● **WHAT THE EXERCISE ASKS**: Repeat the listing in full, word for word.

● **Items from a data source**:

───

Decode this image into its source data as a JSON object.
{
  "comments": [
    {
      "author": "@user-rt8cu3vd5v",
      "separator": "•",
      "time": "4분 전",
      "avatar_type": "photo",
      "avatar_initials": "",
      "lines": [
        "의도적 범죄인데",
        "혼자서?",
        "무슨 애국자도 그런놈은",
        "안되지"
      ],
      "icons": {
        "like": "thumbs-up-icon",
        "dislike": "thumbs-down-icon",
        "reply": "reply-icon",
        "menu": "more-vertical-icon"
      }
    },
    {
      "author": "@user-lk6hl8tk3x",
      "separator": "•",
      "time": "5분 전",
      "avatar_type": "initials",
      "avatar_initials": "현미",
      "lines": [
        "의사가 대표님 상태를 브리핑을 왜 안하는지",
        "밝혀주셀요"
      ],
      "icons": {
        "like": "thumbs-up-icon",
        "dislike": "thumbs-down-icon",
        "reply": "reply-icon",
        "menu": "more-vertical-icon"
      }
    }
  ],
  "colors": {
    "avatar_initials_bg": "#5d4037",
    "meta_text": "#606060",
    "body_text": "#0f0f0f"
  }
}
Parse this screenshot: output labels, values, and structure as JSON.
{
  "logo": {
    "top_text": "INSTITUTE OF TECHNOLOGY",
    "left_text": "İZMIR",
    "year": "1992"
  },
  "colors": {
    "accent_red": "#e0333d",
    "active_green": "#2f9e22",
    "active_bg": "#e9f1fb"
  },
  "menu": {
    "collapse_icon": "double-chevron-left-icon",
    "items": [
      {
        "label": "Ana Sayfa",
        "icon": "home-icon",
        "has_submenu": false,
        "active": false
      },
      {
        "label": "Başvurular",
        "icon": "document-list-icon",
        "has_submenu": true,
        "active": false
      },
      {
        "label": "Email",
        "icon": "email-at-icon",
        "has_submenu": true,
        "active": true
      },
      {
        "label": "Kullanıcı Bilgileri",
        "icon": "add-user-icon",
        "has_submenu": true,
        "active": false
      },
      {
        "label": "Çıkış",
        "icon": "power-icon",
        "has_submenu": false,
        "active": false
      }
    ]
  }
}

───

● **EXERCISE OUTPUT**:
Decode this image into its source data as a JSON object.
{
  "comments": [
    {
      "author": "@user-rt8cu3vd5v",
      "separator": "•",
      "time": "4분 전",
      "avatar_type": "photo",
      "avatar_initials": "",
      "lines": [
        "의도적 범죄인데",
        "혼자서?",
        "무슨 애국자도 그런놈은",
        "안되지"
      ],
      "icons": {
        "like": "thumbs-up-icon",
        "dislike": "thumbs-down-icon",
        "reply": "reply-icon",
        "menu": "more-vertical-icon"
      }
    },
    {
      "author": "@user-lk6hl8tk3x",
      "separator": "•",
      "time": "5분 전",
      "avatar_type": "initials",
      "avatar_initials": "현미",
      "lines": [
        "의사가 대표님 상태를 브리핑을 왜 안하는지",
        "밝혀주셀요"
      ],
      "icons": {
        "like": "thumbs-up-icon",
        "dislike": "thumbs-down-icon",
        "reply": "reply-icon",
        "menu": "more-vertical-icon"
      }
    }
  ],
  "colors": {
    "avatar_initials_bg": "#5d4037",
    "meta_text": "#606060",
    "body_text": "#0f0f0f"
  }
}
Parse this screenshot: output labels, values, and structure as JSON.
{
  "logo": {
    "top_text": "INSTITUTE OF TECHNOLOGY",
    "left_text": "İZMIR",
    "year": "1992"
  },
  "colors": {
    "accent_red": "#e0333d",
    "active_green": "#2f9e22",
    "active_bg": "#e9f1fb"
  },
  "menu": {
    "collapse_icon": "double-chevron-left-icon",
    "items": [
      {
        "label": "Ana Sayfa",
        "icon": "home-icon",
        "has_submenu": false,
        "active": false
      },
      {
        "label": "Başvurular",
        "icon": "document-list-icon",
        "has_submenu": true,
        "active": false
      },
      {
        "label": "Email",
        "icon": "email-at-icon",
        "has_submenu": true,
        "active": true
      },
      {
        "label": "Kullanıcı Bilgileri",
        "icon": "add-user-icon",
        "has_submenu": true,
        "active": false
      },
      {
        "label": "Çıkış",
        "icon": "power-icon",
        "has_submenu": false,
        "active": false
      }
    ]
  }
}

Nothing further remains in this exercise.